**Exercise prompt:** Rewrite each line of the listing below as a string in a single JSON list, one string per line, leaving out blank lines.

START

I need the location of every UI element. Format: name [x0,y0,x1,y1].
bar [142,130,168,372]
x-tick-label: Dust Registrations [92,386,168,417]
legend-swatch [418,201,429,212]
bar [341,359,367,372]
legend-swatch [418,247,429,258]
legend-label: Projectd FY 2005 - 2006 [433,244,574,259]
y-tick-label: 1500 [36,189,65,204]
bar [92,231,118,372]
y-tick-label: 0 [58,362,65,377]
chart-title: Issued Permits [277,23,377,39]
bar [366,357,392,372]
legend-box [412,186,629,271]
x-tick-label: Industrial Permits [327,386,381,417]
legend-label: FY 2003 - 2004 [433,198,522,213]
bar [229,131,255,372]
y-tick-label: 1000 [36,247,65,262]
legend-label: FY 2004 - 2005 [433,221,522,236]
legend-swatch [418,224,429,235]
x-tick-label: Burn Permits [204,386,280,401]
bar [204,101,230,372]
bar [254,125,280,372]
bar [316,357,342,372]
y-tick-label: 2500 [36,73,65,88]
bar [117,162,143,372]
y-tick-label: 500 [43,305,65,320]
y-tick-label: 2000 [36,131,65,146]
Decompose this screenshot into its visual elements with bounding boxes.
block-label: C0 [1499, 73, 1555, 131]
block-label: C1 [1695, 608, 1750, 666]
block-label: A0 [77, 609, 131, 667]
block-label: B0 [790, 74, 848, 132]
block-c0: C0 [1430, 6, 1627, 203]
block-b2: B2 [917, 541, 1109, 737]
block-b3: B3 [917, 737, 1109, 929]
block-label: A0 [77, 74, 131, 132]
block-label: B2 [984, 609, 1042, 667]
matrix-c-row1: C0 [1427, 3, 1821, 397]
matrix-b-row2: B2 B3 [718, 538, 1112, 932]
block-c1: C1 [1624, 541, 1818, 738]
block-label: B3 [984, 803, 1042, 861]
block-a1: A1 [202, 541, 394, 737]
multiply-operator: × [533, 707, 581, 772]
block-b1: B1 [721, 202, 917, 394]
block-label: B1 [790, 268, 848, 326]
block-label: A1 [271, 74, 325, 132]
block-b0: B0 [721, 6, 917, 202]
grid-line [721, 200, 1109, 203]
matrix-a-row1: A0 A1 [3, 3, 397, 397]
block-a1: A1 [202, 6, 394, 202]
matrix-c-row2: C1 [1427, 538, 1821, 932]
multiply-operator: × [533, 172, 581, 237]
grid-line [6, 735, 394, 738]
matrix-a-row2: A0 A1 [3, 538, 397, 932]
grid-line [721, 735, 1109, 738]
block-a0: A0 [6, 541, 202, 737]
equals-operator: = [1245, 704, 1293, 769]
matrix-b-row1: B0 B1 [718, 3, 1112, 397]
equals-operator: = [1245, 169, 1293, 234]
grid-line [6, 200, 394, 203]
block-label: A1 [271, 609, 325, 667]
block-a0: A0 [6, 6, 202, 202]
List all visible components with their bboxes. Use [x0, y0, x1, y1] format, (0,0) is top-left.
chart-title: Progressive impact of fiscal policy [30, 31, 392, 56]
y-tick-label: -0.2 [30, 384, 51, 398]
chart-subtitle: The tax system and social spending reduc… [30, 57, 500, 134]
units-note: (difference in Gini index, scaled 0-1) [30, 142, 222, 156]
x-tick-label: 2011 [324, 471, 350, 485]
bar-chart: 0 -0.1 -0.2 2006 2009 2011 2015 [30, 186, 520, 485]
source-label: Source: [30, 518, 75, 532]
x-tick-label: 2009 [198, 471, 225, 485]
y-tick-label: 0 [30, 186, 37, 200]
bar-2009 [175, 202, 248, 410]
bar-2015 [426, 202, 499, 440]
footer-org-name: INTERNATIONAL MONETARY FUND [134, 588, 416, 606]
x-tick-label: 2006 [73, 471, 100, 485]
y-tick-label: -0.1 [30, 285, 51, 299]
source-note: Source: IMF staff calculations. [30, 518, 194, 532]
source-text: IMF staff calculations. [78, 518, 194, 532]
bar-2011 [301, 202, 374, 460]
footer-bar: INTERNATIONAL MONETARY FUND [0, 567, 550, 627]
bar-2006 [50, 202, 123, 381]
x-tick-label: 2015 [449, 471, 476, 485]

END

**Exercise solution:**
[
  "I need the location of every UI element. Format: name [x0,y0,x1,y1].",
  "bar [142,130,168,372]",
  "x-tick-label: Dust Registrations [92,386,168,417]",
  "legend-swatch [418,201,429,212]",
  "bar [341,359,367,372]",
  "legend-swatch [418,247,429,258]",
  "legend-label: Projectd FY 2005 - 2006 [433,244,574,259]",
  "y-tick-label: 1500 [36,189,65,204]",
  "bar [92,231,118,372]",
  "y-tick-label: 0 [58,362,65,377]",
  "chart-title: Issued Permits [277,23,377,39]",
  "bar [366,357,392,372]",
  "legend-box [412,186,629,271]",
  "x-tick-label: Industrial Permits [327,386,381,417]",
  "legend-label: FY 2003 - 2004 [433,198,522,213]",
  "bar [229,131,255,372]",
  "y-tick-label: 1000 [36,247,65,262]",
  "legend-label: FY 2004 - 2005 [433,221,522,236]",
  "legend-swatch [418,224,429,235]",
  "x-tick-label: Burn Permits [204,386,280,401]",
  "bar [204,101,230,372]",
  "bar [254,125,280,372]",
  "bar [316,357,342,372]",
  "y-tick-label: 2500 [36,73,65,88]",
  "bar [117,162,143,372]",
  "y-tick-label: 500 [43,305,65,320]",
  "y-tick-label: 2000 [36,131,65,146]",
  "Decompose this screenshot into its visual elements with bounding boxes.",
  "block-label: C0 [1499, 73, 1555, 131]",
  "block-label: C1 [1695, 608, 1750, 666]",
  "block-label: A0 [77, 609, 131, 667]",
  "block-label: B0 [790, 74, 848, 132]",
  "block-c0: C0 [1430, 6, 1627, 203]",
  "block-b2: B2 [917, 541, 1109, 737]",
  "block-b3: B3 [917, 737, 1109, 929]",
  "block-label: A0 [77, 74, 131, 132]",
  "block-label: B2 [984, 609, 1042, 667]",
  "matrix-c-row1: C0 [1427, 3, 1821, 397]",
  "matrix-b-row2: B2 B3 [718, 538, 1112, 932]",
  "block-c1: C1 [1624, 541, 1818, 738]",
  "block-label: B3 [984, 803, 1042, 861]",
  "block-a1: A1 [202, 541, 394, 737]",
  "multiply-operator: × [533, 707, 581, 772]",
  "block-b1: B1 [721, 202, 917, 394]",
  "block-label: B1 [790, 268, 848, 326]",
  "block-label: A1 [271, 74, 325, 132]",
  "block-b0: B0 [721, 6, 917, 202]",
  "grid-line [721, 200, 1109, 203]",
  "matrix-a-row1: A0 A1 [3, 3, 397, 397]",
  "block-a1: A1 [202, 6, 394, 202]",
  "matrix-c-row2: C1 [1427, 538, 1821, 932]",
  "multiply-operator: × [533, 172, 581, 237]",
  "grid-line [6, 735, 394, 738]",
  "matrix-a-row2: A0 A1 [3, 538, 397, 932]",
  "grid-line [721, 735, 1109, 738]",
  "block-a0: A0 [6, 541, 202, 737]",
  "equals-operator: = [1245, 704, 1293, 769]",
  "matrix-b-row1: B0 B1 [718, 3, 1112, 397]",
  "equals-operator: = [1245, 169, 1293, 234]",
  "grid-line [6, 200, 394, 203]",
  "block-label: A1 [271, 609, 325, 667]",
  "block-a0: A0 [6, 6, 202, 202]",
  "List all visible components with their bboxes. Use [x0, y0, x1, y1] format, (0,0) is top-left.",
  "chart-title: Progressive impact of fiscal policy [30, 31, 392, 56]",
  "y-tick-label: -0.2 [30, 384, 51, 398]",
  "chart-subtitle: The tax system and social spending reduc… [30, 57, 500, 134]",
  "units-note: (difference in Gini index, scaled 0-1) [30, 142, 222, 156]",
  "x-tick-label: 2011 [324, 471, 350, 485]",
  "bar-chart: 0 -0.1 -0.2 2006 2009 2011 2015 [30, 186, 520, 485]",
  "source-label: Source: [30, 518, 75, 532]",
  "x-tick-label: 2009 [198, 471, 225, 485]",
  "y-tick-label: 0 [30, 186, 37, 200]",
  "bar-2009 [175, 202, 248, 410]",
  "bar-2015 [426, 202, 499, 440]",
  "footer-org-name: INTERNATIONAL MONETARY FUND [134, 588, 416, 606]",
  "x-tick-label: 2006 [73, 471, 100, 485]",
  "y-tick-label: -0.1 [30, 285, 51, 299]",
  "source-note: Source: IMF staff calculations. [30, 518, 194, 532]",
  "source-text: IMF staff calculations. [78, 518, 194, 532]",
  "bar-2011 [301, 202, 374, 460]",
  "footer-bar: INTERNATIONAL MONETARY FUND [0, 567, 550, 627]",
  "bar-2006 [50, 202, 123, 381]",
  "x-tick-label: 2015 [449, 471, 476, 485]"
]